Source records:
<<<<

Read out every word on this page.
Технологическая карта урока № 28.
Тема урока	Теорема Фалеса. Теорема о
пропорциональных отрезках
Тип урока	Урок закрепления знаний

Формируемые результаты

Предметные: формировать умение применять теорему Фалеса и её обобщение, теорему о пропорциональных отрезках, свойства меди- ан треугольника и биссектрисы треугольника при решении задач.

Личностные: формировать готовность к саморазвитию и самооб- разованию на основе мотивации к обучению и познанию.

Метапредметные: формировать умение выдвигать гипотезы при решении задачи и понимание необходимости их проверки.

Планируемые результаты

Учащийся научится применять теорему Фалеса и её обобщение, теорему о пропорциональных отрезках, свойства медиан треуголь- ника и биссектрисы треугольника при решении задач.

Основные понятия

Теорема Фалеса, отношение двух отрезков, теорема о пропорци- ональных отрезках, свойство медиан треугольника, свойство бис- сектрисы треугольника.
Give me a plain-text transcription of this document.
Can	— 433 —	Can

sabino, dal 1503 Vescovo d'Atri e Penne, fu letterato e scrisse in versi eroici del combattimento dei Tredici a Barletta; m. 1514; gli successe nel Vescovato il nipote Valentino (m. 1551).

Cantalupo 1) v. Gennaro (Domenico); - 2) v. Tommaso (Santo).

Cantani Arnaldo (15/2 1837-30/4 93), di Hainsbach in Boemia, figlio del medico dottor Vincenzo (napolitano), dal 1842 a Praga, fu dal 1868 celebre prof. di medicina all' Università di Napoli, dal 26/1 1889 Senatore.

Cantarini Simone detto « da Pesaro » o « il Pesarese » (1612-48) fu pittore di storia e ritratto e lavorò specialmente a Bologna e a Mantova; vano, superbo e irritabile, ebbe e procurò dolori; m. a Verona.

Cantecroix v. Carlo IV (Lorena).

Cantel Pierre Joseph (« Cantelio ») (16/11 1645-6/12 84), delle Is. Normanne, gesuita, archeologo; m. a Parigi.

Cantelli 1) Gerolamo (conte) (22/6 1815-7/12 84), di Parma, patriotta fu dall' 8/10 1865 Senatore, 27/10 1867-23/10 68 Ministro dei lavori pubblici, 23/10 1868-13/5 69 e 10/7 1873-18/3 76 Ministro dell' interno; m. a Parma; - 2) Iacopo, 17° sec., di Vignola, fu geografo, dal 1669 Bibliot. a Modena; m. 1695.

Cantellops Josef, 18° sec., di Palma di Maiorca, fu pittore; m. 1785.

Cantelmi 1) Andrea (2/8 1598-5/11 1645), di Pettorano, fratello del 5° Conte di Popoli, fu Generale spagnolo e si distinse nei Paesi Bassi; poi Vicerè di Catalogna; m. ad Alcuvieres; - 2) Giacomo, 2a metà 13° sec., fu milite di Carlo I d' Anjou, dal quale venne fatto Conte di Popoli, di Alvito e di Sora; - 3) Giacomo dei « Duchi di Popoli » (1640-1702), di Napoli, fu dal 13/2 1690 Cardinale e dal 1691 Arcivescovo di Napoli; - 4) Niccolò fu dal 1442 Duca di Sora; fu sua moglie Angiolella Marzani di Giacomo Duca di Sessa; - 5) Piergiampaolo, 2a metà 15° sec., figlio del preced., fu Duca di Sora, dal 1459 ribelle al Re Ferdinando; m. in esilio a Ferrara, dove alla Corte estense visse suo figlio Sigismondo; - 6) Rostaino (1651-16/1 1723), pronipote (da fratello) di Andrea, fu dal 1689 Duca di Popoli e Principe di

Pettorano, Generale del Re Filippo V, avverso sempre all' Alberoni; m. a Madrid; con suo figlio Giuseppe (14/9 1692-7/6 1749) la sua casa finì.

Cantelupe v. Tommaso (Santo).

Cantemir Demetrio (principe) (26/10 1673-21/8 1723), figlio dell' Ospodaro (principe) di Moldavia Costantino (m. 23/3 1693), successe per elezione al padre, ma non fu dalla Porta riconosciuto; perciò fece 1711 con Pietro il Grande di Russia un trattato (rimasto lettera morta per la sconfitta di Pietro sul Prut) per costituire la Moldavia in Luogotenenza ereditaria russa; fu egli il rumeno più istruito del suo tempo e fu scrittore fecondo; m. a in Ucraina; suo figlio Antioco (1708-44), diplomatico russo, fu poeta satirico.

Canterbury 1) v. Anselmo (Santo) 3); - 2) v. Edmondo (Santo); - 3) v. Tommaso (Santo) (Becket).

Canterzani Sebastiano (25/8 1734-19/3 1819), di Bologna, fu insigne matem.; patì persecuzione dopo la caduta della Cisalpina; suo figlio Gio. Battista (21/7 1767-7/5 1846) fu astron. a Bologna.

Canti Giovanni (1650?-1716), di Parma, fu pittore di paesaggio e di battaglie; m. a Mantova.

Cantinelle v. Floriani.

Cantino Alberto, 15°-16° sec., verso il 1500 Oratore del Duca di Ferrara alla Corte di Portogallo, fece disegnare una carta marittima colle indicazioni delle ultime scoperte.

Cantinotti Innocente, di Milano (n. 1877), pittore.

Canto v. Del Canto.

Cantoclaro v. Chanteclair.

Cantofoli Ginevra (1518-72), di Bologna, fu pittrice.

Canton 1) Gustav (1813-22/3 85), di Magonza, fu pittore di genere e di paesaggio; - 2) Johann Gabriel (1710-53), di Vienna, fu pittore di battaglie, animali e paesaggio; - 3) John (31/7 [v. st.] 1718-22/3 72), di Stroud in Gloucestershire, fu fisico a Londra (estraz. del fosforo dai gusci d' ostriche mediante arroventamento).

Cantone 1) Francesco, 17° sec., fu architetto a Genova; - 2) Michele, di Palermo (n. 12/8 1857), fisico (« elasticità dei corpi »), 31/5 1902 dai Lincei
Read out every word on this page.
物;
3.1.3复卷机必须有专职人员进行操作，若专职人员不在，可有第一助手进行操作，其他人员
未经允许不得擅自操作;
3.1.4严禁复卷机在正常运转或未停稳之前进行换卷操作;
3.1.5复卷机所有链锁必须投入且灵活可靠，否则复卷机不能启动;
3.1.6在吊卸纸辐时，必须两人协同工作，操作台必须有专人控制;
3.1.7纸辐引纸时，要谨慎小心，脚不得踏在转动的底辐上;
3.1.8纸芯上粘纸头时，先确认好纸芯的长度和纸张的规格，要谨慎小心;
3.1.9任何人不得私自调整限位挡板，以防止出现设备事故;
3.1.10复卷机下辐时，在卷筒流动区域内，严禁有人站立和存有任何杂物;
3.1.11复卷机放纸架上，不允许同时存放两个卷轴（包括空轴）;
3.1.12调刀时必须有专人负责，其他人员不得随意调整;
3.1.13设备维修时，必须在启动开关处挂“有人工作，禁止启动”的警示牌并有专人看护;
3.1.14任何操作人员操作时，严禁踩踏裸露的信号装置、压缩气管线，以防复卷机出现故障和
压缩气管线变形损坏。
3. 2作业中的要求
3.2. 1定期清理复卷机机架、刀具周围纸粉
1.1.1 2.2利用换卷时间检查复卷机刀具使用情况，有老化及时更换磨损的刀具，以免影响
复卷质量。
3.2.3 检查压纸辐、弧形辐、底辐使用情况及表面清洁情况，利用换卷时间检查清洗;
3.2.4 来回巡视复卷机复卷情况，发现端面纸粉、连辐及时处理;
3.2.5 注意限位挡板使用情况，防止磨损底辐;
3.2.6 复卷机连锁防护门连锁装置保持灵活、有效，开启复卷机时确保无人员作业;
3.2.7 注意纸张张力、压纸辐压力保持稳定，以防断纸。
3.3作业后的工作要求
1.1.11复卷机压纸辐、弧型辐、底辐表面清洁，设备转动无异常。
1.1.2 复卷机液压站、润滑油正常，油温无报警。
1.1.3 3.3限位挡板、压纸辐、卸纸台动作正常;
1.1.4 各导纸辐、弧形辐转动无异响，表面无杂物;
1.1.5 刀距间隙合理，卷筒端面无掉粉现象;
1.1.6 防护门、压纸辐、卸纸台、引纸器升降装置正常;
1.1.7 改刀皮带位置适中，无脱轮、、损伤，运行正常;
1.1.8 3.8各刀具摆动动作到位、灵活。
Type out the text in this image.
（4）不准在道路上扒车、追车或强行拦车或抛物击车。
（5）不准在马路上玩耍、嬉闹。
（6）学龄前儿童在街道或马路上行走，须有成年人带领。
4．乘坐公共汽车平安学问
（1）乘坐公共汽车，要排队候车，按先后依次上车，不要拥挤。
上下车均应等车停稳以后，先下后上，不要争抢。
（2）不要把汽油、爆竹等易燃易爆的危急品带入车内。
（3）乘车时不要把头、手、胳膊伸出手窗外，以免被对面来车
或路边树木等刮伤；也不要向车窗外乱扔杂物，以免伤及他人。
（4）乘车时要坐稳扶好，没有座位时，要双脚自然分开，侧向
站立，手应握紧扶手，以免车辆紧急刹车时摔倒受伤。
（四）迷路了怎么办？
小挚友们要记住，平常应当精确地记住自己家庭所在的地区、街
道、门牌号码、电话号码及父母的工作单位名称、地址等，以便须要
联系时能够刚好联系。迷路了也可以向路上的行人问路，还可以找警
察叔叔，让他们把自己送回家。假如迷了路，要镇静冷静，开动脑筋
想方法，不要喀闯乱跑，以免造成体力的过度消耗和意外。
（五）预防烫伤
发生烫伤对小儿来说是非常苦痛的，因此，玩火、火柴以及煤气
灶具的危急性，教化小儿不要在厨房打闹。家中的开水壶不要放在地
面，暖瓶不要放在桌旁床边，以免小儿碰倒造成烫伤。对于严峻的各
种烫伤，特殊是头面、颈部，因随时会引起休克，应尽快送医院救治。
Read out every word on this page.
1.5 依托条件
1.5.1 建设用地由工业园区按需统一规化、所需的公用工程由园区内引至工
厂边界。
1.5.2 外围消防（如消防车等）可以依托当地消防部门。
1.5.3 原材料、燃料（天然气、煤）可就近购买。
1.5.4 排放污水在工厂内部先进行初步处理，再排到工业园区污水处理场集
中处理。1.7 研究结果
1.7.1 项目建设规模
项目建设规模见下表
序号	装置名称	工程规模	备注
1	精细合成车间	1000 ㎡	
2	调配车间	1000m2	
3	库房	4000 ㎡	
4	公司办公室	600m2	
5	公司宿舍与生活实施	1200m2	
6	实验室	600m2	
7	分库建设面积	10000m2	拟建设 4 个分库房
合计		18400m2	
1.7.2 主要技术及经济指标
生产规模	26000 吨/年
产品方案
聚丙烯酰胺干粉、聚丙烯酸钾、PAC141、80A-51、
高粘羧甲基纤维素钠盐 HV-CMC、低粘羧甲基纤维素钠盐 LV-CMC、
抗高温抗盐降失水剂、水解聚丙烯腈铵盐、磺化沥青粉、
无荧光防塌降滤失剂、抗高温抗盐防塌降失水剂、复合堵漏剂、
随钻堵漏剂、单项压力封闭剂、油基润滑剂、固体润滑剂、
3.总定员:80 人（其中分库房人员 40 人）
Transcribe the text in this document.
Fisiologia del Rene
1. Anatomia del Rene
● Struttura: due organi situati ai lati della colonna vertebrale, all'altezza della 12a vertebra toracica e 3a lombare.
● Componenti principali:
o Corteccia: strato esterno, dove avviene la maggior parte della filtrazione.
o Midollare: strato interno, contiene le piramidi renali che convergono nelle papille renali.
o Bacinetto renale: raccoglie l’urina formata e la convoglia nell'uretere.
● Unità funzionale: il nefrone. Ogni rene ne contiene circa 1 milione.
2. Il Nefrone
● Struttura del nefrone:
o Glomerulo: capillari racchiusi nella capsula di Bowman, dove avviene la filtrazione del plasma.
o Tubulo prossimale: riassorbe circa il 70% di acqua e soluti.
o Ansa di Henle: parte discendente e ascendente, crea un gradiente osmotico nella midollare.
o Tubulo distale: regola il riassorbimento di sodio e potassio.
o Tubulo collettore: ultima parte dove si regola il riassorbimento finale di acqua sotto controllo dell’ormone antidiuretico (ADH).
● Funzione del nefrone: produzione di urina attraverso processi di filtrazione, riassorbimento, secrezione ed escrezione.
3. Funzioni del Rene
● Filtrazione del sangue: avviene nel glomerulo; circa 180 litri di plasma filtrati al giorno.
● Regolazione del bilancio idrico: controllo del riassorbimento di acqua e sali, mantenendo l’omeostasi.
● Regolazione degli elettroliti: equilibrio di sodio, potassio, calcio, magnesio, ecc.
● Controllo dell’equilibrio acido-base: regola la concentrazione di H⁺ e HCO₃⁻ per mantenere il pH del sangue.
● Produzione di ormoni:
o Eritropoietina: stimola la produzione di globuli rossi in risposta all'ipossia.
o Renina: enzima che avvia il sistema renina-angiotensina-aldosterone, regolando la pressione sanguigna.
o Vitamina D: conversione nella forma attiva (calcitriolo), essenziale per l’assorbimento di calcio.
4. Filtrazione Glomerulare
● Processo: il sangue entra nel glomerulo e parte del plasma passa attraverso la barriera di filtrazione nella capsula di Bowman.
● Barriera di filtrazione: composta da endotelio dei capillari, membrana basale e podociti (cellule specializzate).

>>>>

Short task —
Pull out each line of the records holding the string "riassorbimento".

Written solution —
o Tubulo distale: regola il riassorbimento di sodio e potassio.
o Tubulo collettore: ultima parte dove si regola il riassorbimento finale di acqua sotto controllo dell’ormone antidiuretico (ADH).
● Funzione del nefrone: produzione di urina attraverso processi di filtrazione, riassorbimento, secrezione ed escrezione.
● Regolazione del bilancio idrico: controllo del riassorbimento di acqua e sali, mantenendo l’omeostasi.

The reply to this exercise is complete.